- _Task prompt_
Below, find each line holding "setis" and state how many there are, using the number alone.

## Begin

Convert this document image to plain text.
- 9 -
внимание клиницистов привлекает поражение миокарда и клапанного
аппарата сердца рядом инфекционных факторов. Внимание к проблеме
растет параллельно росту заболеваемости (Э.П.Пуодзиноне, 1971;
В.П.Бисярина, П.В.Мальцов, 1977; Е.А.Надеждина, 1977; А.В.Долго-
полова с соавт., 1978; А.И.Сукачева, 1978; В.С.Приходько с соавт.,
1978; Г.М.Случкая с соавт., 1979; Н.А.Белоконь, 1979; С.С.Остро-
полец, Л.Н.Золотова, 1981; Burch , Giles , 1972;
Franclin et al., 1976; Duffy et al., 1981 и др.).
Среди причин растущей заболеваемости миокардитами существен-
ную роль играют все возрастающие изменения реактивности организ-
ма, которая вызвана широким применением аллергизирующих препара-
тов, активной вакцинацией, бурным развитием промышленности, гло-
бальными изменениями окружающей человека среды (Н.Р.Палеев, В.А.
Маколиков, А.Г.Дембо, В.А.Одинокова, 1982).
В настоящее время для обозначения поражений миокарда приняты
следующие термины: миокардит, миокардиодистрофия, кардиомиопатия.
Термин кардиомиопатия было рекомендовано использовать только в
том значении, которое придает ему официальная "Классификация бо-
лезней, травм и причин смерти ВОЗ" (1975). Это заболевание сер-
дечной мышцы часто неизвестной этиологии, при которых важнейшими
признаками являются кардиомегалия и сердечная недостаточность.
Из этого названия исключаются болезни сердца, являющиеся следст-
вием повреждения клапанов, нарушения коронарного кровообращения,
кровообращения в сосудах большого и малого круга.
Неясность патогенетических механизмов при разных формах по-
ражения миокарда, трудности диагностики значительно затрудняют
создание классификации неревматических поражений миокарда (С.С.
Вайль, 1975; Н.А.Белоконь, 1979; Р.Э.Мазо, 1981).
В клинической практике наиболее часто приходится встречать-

## End
## Begin

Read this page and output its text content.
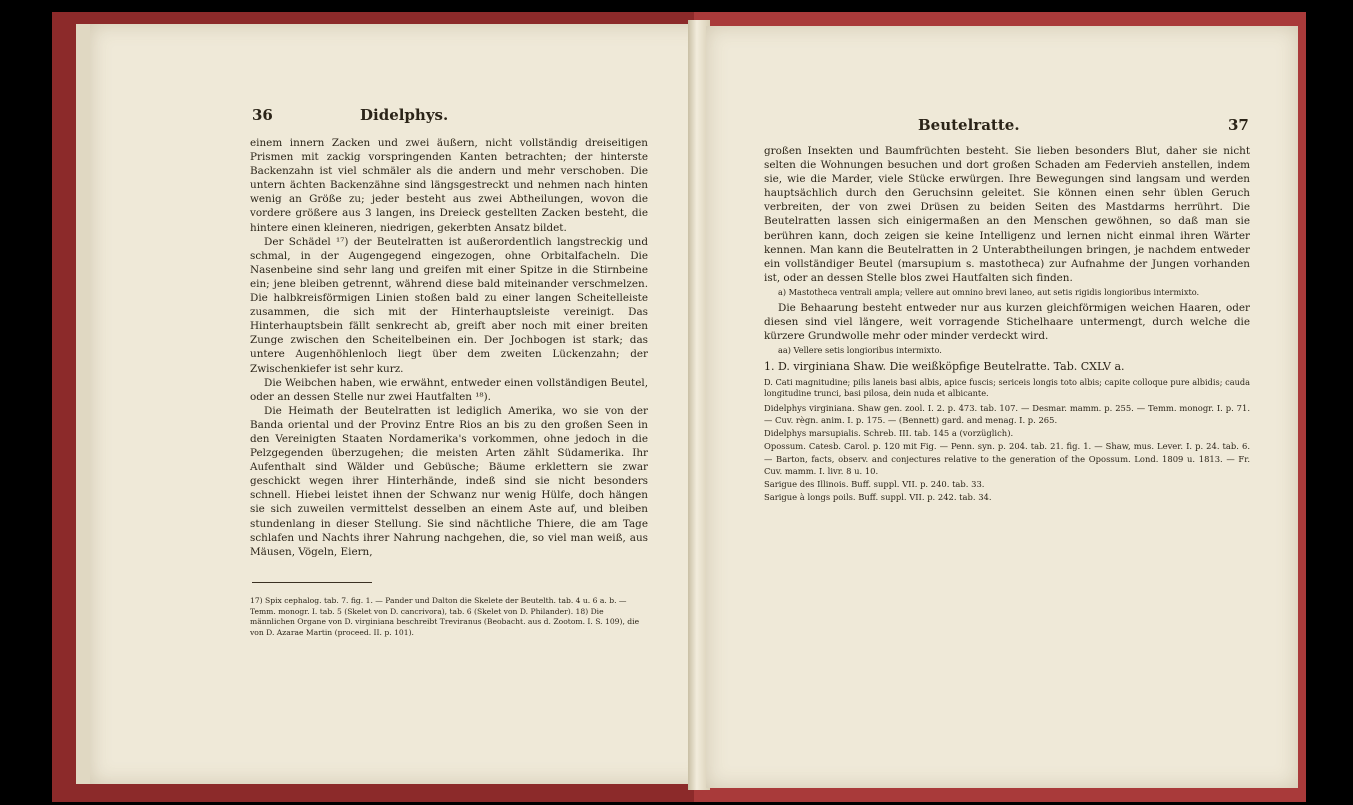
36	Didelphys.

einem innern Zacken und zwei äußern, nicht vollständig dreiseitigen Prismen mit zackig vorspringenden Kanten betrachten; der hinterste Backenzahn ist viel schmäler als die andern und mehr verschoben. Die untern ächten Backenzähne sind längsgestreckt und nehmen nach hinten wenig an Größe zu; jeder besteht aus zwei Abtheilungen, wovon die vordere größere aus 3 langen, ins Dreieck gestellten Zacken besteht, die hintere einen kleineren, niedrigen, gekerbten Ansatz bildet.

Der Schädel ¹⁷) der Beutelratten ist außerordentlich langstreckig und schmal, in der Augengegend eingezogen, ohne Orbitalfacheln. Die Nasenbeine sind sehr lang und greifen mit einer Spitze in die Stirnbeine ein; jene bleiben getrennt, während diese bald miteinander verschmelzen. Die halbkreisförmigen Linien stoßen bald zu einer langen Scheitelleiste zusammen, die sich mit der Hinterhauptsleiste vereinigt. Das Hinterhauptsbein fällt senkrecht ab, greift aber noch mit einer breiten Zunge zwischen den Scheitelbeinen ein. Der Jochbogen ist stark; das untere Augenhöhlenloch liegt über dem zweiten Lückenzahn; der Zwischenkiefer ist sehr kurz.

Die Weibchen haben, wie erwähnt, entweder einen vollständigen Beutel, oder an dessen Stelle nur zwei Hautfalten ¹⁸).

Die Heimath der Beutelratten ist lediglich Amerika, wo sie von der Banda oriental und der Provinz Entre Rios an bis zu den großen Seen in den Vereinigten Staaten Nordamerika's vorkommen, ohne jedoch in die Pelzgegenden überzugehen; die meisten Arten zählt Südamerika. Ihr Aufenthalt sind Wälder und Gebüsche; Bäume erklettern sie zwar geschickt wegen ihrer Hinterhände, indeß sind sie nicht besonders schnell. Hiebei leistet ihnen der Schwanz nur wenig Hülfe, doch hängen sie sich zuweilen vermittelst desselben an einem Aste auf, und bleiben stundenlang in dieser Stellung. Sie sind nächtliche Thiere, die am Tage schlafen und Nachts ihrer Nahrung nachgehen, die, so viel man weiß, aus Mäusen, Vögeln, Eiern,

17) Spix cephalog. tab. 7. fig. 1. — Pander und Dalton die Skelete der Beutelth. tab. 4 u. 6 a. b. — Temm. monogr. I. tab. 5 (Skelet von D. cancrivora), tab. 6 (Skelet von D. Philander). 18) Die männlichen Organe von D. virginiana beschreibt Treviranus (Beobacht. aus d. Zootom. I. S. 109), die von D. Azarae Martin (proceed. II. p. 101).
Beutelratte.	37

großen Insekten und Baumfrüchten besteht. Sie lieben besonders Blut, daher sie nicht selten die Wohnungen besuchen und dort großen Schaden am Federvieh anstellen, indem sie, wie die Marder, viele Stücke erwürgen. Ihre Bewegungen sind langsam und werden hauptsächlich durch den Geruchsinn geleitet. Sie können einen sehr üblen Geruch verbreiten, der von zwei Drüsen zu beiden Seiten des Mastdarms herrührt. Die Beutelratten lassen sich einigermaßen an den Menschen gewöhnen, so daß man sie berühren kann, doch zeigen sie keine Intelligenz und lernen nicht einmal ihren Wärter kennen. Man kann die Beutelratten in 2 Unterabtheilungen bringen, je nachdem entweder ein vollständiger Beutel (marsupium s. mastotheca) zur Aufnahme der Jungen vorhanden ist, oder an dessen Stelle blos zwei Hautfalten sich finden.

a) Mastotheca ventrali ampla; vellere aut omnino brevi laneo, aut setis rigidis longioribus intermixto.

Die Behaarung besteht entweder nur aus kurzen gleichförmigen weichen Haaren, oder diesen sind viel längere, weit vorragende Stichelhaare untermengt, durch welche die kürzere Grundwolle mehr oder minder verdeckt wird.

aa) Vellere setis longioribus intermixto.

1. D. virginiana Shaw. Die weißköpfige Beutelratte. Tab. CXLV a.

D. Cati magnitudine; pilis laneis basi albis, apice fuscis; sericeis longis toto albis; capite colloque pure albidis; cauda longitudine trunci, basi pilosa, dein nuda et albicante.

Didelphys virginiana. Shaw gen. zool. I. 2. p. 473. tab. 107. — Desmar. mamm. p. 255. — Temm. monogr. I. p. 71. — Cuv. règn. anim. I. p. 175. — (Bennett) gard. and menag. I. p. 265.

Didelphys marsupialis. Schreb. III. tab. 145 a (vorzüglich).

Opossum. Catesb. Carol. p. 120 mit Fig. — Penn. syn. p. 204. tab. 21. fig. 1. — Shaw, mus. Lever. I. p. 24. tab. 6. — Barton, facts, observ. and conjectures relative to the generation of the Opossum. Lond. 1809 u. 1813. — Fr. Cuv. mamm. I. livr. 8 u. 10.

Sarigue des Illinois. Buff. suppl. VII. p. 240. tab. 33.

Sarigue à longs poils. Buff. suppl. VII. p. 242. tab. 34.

## End

- _Output of the exercise_
2